§ **SOURCE DOCUMENT**

On the other hand, for the (initial) boundary value problem of partial differential equations, the solution can be obtained by the ADM that satisfies all of the boundary conditions only with modification of the algorithm to accommodate the boundary. For this reason, Adomian [20] first proposed an algorithm for (initial) boundary value problems of partial differential equations based on the ADM by taking the average of its two partial solutions. Shidfar and Garshasbi [21] proposed a weighted algorithm of the ADM by combining the two partial solutions with a weight. Yun et al. [22] proposed a segmented and weighted Adomian decomposition algorithm to decease the boundary error of the Adomian solution, they also presented a corresponding algorithm.

§ **WHAT IS ASKED**
(a) In the passage on the Adomian decomposition method, what did Adomian's first algorithm for (initial) boundary value problems do with the two partial solutions?
(b) Continue the passage on the Adomian decomposition method from its last sentence.

§ **DATA SECTION**

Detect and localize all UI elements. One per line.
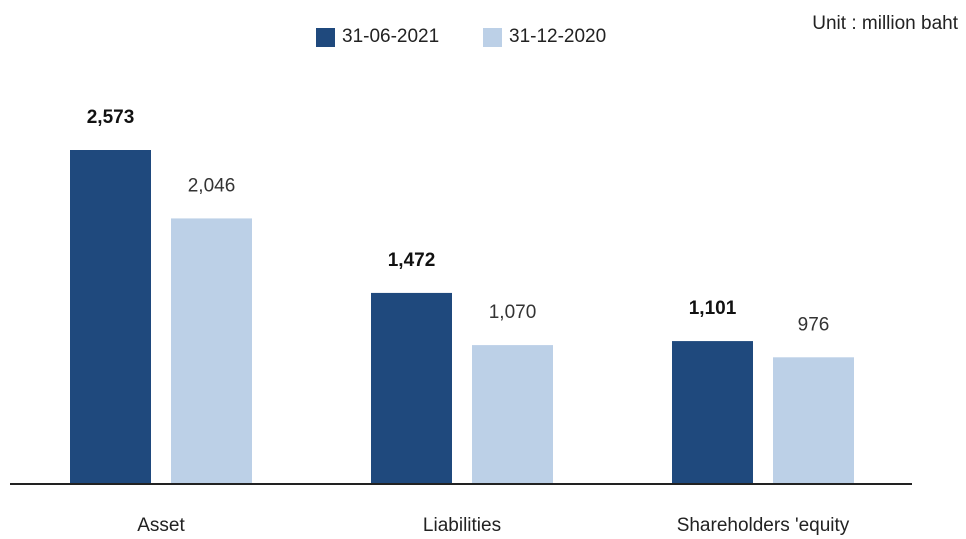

§ **THE RESULTS**
(a) It took their average.

(b)
In [23], although the boundary error of the approximate solution is smaller, there is no guarantee to make the boundary error smaller than any positive real number. To overcome this shortcoming, we propose a new algorithm for solution of the BVP of a partial differential equation on a triangle region based on the ADM combined with a segmented technique. In addition, a theorem is given to ensure that the boundary error in the algorithm can be controlled to become smaller than any positive real number. By the proposed algorithm, the effect of regional recharge model and the heterogeneous aquifer model of the plane triangle groundwater flow are considered in this paper.

2 Segmented Adomian algorithm on the triangle area

We consider a general second-order partial differential equation as follows:

$$\begin{aligned}& \mathrm{L}_{x} h+\mathrm{L}_{y} h+\mathrm{R} h+g(x,y)=0, \quad (x,y)\in D , \end{aligned}$$
(1)
$$\begin{aligned}& D: a \leq x\leq b, c\leq y\leq c+\frac{d-c}{b-a}(x-a), \end{aligned}$$
(2)

with

$$\begin{aligned}& h(b,y)=f_{1}(y), \end{aligned}$$
(3)
$$\begin{aligned}& h(x,y)=f_{2}(x), \quad \mbox{on } y= c+\frac{d-c}{b-a}(x-a), \end{aligned}$$
(4)
$$\begin{aligned}& h(x,c)=f_{3}(x), \end{aligned}$$
(5)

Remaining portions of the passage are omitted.